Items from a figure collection
— BEGIN —

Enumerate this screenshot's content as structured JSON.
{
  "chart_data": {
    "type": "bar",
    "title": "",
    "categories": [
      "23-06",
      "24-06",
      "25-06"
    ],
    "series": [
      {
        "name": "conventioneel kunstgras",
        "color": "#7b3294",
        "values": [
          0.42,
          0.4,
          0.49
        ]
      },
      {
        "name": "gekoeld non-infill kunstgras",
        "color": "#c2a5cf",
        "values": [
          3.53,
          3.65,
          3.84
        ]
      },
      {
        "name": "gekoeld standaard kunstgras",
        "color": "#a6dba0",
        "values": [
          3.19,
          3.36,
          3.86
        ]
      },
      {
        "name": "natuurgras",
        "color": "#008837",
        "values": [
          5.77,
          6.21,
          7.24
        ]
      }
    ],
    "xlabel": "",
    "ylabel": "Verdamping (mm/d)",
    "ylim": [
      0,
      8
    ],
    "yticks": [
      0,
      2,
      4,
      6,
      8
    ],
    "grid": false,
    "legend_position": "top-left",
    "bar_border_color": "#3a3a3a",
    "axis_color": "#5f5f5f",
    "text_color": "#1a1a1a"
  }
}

— END —

Problem to work on: Each line in the entries above that includes the string "gekoeld" should be extracted.

Response to this exercise:
        "name": "gekoeld non-infill kunstgras",
        "name": "gekoeld standaard kunstgras",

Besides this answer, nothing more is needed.